(SET TASK)
Count the lines below that contain the word "Hình", and reply with that number alone.

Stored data

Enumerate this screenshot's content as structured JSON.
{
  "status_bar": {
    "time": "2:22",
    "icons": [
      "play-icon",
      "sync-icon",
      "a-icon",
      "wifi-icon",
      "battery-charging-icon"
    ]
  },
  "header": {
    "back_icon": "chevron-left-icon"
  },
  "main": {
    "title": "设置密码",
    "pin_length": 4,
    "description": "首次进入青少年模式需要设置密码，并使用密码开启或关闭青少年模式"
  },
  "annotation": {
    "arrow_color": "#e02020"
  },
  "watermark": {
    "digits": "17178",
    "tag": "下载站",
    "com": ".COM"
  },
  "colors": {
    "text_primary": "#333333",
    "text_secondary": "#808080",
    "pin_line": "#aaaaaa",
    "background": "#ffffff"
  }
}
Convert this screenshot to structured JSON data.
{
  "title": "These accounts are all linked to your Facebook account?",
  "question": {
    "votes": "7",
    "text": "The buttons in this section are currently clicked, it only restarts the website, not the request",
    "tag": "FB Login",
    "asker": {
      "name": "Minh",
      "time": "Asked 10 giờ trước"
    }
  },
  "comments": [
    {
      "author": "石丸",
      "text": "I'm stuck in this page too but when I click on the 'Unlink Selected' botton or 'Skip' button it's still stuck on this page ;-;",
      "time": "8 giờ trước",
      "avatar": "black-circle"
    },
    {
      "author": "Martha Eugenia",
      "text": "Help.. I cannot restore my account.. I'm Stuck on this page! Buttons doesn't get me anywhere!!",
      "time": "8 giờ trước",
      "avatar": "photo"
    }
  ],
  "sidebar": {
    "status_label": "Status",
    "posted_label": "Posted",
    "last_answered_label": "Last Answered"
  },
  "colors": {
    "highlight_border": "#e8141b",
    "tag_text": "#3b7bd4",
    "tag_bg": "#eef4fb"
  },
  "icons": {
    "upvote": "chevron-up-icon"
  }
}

==

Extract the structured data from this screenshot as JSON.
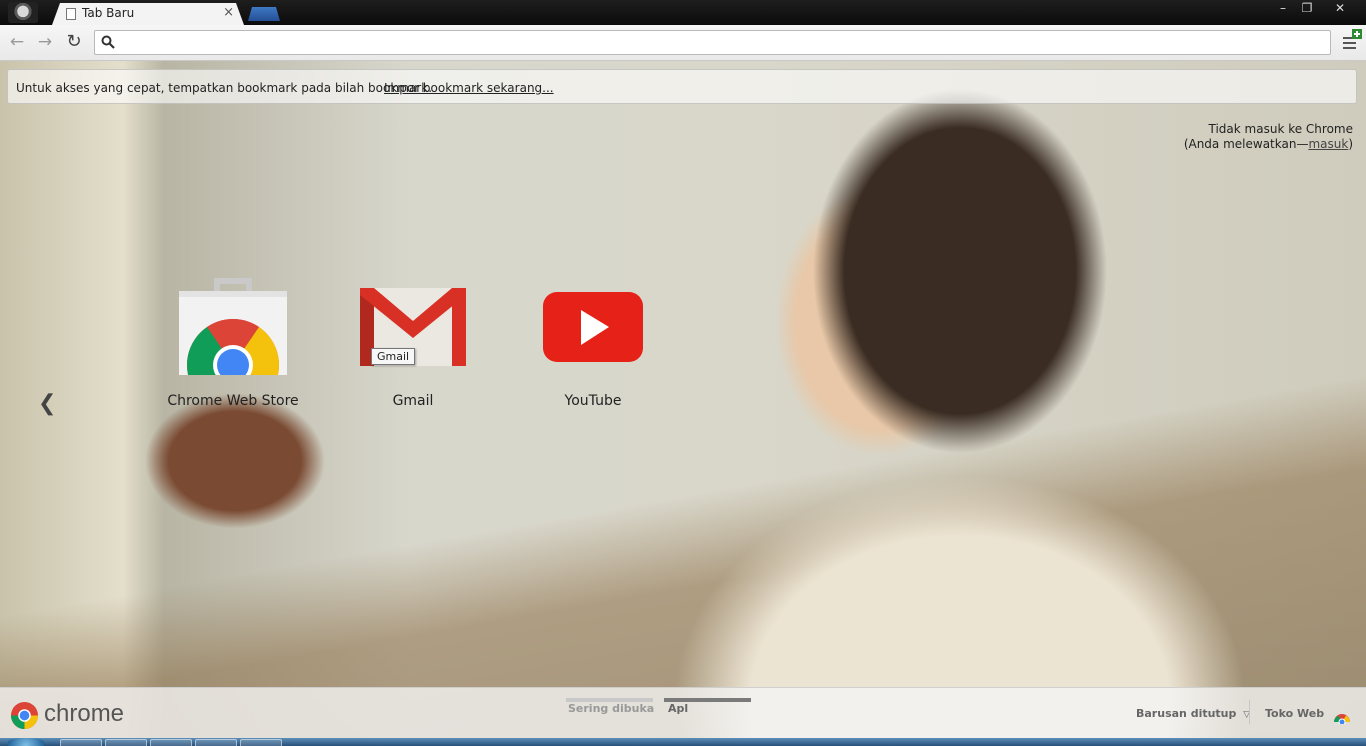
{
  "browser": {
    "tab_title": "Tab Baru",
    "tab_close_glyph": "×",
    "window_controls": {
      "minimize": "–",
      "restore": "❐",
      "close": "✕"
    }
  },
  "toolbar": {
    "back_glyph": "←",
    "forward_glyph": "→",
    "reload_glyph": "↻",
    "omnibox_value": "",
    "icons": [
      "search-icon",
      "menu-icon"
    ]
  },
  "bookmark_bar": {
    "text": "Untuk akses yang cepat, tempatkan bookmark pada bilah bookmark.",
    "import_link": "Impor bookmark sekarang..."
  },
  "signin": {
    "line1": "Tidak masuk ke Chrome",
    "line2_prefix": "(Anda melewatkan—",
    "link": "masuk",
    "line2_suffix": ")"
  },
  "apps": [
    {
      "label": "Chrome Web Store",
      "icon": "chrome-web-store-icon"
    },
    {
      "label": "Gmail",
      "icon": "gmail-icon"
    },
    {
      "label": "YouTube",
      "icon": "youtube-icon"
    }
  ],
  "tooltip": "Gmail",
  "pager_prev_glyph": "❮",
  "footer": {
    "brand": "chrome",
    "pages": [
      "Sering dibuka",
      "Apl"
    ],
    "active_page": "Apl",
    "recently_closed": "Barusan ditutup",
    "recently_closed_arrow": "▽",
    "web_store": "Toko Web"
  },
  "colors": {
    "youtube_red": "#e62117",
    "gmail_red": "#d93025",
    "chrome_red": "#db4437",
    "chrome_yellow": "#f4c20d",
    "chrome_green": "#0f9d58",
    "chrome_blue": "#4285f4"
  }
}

---

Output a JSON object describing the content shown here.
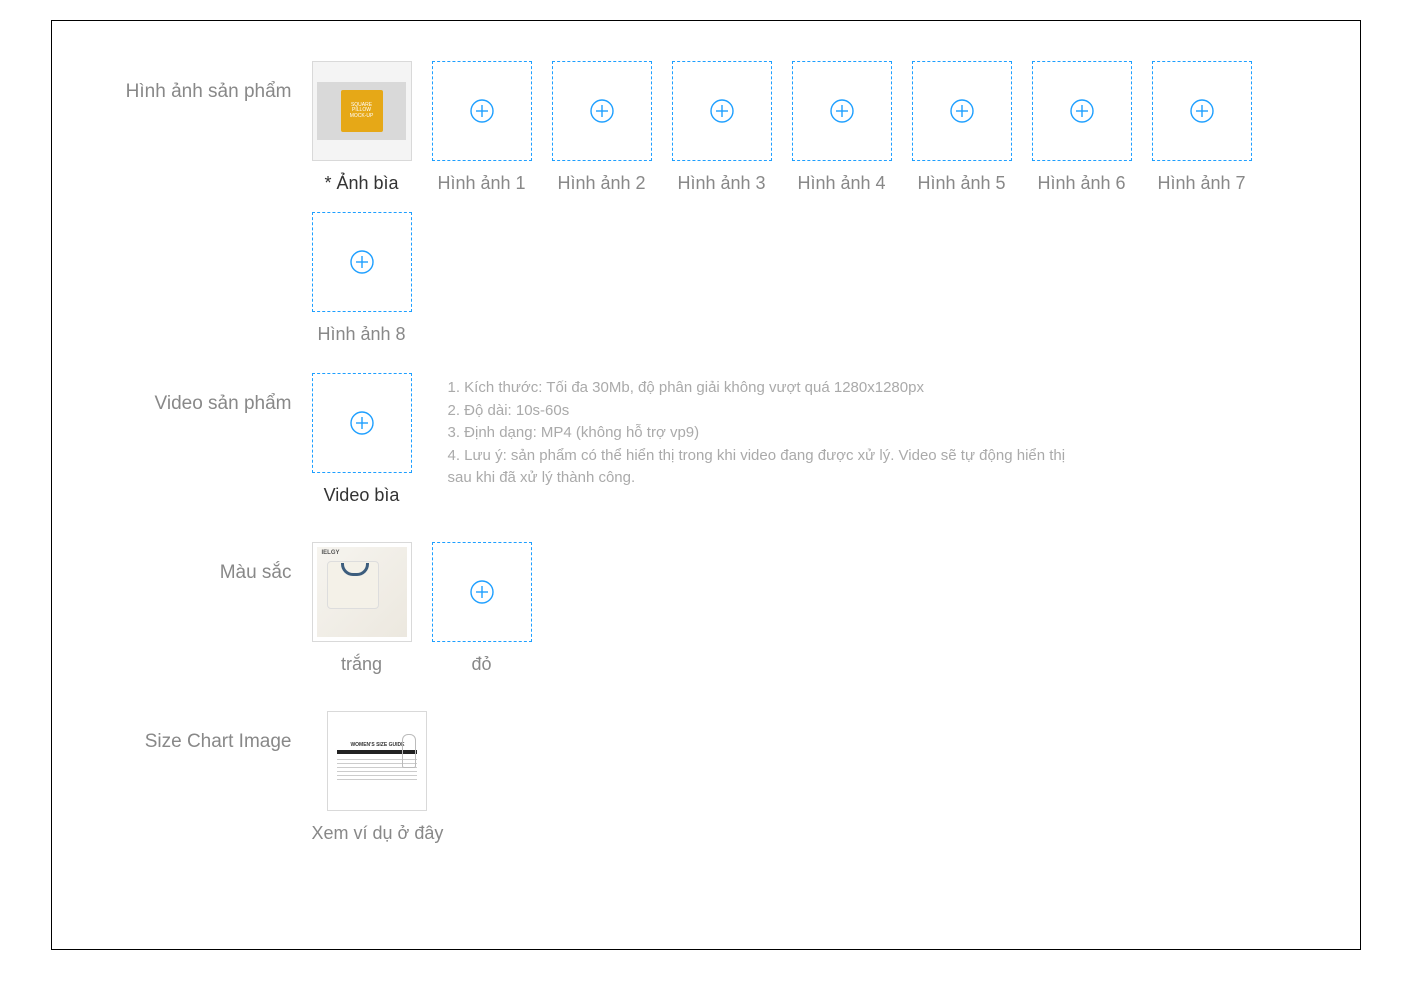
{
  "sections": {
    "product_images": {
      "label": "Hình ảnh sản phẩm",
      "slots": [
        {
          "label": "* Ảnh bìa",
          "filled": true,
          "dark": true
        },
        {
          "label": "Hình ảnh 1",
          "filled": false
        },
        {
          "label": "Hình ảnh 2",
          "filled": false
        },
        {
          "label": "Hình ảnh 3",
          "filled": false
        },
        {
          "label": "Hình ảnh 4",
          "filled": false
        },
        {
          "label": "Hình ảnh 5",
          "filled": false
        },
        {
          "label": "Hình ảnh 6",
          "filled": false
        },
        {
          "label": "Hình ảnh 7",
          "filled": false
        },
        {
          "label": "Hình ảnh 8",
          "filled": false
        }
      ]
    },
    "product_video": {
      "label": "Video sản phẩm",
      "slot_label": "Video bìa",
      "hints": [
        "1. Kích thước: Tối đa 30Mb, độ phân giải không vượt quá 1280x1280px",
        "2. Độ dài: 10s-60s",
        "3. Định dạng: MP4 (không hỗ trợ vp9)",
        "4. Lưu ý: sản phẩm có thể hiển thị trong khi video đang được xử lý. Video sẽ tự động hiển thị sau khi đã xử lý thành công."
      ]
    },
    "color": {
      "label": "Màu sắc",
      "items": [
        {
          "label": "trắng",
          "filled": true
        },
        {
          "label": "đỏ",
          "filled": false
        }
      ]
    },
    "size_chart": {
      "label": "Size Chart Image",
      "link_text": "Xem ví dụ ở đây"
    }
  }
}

(REPLY)
9